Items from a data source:
□ □ □ □

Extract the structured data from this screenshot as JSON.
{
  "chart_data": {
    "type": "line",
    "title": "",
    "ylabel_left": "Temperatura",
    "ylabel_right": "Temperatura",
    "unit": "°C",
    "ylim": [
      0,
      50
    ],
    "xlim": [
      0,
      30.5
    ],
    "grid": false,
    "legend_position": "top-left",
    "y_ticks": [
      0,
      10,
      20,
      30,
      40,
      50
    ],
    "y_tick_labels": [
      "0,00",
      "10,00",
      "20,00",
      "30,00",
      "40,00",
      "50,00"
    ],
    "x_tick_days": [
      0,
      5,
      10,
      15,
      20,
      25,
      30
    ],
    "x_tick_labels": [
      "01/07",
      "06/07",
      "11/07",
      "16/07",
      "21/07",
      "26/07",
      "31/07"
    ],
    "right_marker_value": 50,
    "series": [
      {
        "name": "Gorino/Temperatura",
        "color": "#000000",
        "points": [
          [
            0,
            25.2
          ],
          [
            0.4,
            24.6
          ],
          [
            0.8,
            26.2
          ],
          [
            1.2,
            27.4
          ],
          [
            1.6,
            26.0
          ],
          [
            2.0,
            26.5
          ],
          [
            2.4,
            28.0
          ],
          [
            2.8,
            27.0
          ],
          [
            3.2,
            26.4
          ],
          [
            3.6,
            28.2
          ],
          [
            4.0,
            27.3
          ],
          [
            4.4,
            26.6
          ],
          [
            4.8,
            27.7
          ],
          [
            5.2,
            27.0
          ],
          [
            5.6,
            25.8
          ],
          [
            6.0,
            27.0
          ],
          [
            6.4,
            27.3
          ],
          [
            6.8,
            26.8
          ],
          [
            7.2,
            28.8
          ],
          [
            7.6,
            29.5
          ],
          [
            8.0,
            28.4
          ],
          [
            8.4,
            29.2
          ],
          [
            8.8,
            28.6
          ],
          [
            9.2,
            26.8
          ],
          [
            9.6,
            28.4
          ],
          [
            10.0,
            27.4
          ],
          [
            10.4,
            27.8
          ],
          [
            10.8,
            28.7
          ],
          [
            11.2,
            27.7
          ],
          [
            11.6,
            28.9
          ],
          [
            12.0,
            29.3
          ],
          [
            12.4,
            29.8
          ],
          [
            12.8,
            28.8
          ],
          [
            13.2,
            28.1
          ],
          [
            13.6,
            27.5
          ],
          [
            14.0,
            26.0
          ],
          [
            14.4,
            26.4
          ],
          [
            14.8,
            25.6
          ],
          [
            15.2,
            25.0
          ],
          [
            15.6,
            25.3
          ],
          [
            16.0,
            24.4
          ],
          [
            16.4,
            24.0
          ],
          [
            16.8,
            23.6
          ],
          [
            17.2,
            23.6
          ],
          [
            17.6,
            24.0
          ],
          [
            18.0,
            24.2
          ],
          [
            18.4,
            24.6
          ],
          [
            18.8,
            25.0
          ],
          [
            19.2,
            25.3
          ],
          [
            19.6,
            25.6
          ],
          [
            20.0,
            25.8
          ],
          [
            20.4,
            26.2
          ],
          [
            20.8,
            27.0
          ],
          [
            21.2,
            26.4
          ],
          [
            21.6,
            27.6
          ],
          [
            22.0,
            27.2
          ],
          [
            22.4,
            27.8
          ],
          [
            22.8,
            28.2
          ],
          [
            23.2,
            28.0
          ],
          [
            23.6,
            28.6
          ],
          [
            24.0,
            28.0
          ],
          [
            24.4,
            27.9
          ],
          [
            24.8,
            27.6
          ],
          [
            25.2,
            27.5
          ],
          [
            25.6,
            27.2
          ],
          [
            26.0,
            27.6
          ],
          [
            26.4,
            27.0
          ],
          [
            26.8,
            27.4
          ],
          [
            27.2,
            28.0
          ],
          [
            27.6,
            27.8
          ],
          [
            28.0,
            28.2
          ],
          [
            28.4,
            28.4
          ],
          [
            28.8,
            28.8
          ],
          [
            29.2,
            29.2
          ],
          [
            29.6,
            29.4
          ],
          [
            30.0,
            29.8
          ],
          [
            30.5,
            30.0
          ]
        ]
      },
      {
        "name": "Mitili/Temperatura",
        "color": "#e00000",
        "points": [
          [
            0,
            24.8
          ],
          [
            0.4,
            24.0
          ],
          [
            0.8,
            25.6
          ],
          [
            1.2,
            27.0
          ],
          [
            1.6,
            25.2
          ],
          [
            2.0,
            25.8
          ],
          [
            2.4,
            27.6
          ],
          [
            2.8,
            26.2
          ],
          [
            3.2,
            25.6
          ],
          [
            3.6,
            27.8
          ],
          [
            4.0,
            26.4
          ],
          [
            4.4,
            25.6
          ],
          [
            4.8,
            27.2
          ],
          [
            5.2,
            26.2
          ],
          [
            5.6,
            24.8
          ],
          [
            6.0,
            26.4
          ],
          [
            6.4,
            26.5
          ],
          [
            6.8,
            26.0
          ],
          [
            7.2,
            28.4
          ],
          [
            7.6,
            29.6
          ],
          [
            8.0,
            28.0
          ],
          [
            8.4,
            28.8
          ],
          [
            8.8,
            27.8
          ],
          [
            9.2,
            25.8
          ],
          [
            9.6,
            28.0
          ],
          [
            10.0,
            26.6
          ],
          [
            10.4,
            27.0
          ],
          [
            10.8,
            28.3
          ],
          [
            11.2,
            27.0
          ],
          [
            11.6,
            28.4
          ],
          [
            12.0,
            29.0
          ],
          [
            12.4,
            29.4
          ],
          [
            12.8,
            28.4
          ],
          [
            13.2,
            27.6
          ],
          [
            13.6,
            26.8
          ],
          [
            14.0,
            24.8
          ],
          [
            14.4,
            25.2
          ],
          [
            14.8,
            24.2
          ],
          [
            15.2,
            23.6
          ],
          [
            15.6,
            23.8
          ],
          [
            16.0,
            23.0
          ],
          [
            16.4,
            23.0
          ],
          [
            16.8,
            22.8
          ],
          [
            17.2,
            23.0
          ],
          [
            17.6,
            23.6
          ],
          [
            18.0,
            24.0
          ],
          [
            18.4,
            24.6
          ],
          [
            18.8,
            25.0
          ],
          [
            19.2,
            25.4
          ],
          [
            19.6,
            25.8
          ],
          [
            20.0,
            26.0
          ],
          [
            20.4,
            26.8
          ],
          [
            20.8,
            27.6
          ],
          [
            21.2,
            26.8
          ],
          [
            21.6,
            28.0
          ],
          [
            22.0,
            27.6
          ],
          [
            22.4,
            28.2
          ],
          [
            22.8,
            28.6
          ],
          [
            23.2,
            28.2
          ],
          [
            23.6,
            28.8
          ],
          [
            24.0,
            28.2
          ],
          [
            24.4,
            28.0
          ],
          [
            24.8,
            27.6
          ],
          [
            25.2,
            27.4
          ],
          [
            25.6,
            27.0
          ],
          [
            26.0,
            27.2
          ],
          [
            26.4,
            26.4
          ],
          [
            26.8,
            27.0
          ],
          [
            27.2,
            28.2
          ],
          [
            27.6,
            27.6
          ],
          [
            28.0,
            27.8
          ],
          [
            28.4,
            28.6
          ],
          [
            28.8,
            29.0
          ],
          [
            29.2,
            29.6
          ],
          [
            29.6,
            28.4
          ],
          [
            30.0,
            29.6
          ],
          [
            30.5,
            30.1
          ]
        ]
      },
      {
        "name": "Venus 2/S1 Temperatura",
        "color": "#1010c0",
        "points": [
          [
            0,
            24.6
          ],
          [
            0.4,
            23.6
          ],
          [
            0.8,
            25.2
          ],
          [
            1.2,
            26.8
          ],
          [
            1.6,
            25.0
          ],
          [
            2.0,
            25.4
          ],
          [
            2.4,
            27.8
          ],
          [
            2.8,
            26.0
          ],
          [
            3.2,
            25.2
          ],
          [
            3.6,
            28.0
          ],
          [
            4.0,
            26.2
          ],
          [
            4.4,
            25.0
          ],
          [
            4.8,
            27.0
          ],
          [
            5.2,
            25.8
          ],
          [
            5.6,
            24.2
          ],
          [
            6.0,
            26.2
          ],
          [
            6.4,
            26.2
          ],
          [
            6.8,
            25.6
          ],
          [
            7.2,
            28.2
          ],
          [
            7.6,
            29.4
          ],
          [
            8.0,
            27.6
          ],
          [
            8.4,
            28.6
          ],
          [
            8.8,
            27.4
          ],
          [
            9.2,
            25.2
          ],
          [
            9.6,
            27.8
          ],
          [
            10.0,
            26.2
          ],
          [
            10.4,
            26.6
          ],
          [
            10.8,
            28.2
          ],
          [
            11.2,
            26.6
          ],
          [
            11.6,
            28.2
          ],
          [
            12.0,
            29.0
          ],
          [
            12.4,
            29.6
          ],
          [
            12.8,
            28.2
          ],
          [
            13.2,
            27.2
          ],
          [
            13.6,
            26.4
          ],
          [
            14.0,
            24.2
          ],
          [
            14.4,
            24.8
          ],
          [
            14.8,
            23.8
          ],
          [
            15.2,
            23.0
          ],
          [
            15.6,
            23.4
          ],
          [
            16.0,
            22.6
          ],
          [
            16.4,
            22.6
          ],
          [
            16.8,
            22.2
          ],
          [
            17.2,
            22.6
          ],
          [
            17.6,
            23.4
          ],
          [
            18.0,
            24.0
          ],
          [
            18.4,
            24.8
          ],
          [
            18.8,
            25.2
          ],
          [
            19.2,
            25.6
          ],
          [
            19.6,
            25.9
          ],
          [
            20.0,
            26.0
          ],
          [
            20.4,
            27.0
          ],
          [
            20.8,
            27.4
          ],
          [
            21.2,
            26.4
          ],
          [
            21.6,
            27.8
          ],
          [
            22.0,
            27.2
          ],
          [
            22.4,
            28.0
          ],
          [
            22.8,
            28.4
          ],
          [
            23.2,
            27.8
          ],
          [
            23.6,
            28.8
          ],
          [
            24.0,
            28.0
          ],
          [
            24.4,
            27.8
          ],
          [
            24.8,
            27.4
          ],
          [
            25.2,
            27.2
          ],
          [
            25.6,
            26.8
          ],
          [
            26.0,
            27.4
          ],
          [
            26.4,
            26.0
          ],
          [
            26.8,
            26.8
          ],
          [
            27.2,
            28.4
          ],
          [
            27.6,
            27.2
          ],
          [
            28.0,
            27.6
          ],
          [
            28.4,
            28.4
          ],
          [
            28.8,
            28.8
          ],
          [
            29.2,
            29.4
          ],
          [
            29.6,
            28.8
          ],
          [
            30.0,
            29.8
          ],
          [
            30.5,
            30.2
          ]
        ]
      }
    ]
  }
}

□ □ □ □

WHAT THE TASK REQUIRES
Return only the number of lines in the data above that include the word "color".

FULL SOLUTION
3